§ **Given problem**: Omit any picture, and return the remaining data exactly as written.

§ **Record excerpts**:
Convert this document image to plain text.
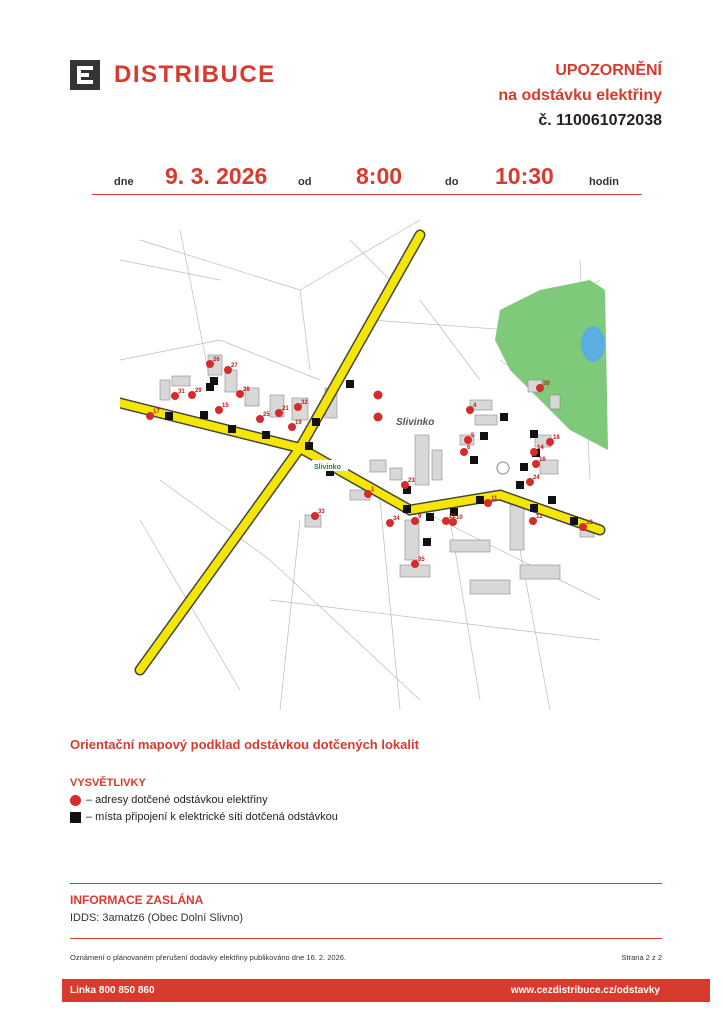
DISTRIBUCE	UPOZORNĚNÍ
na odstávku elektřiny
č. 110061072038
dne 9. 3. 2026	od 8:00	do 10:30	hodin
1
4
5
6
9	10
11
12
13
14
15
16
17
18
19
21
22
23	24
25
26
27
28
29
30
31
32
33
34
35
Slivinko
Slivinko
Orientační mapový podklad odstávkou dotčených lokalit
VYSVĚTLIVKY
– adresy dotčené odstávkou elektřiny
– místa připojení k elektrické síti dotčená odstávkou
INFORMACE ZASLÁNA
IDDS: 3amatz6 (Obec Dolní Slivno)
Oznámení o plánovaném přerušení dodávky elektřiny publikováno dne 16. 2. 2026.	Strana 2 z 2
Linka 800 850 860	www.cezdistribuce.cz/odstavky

§ **Task response**:
Convert this document image to plain text.
DISTRIBUCE	UPOZORNĚNÍ
na odstávku elektřiny
č. 110061072038
dne 9. 3. 2026	od 8:00	do 10:30	hodin
1
4
5
6
9	10
11
12
13
14
15
16
17
18
19
21
22
23	24
25
26
27
28
29
30
31
32
33
34
35
Slivinko
Slivinko
Orientační mapový podklad odstávkou dotčených lokalit
VYSVĚTLIVKY
– adresy dotčené odstávkou elektřiny
– místa připojení k elektrické síti dotčená odstávkou
INFORMACE ZASLÁNA
IDDS: 3amatz6 (Obec Dolní Slivno)
Oznámení o plánovaném přerušení dodávky elektřiny publikováno dne 16. 2. 2026.	Strana 2 z 2
Linka 800 850 860	www.cezdistribuce.cz/odstavky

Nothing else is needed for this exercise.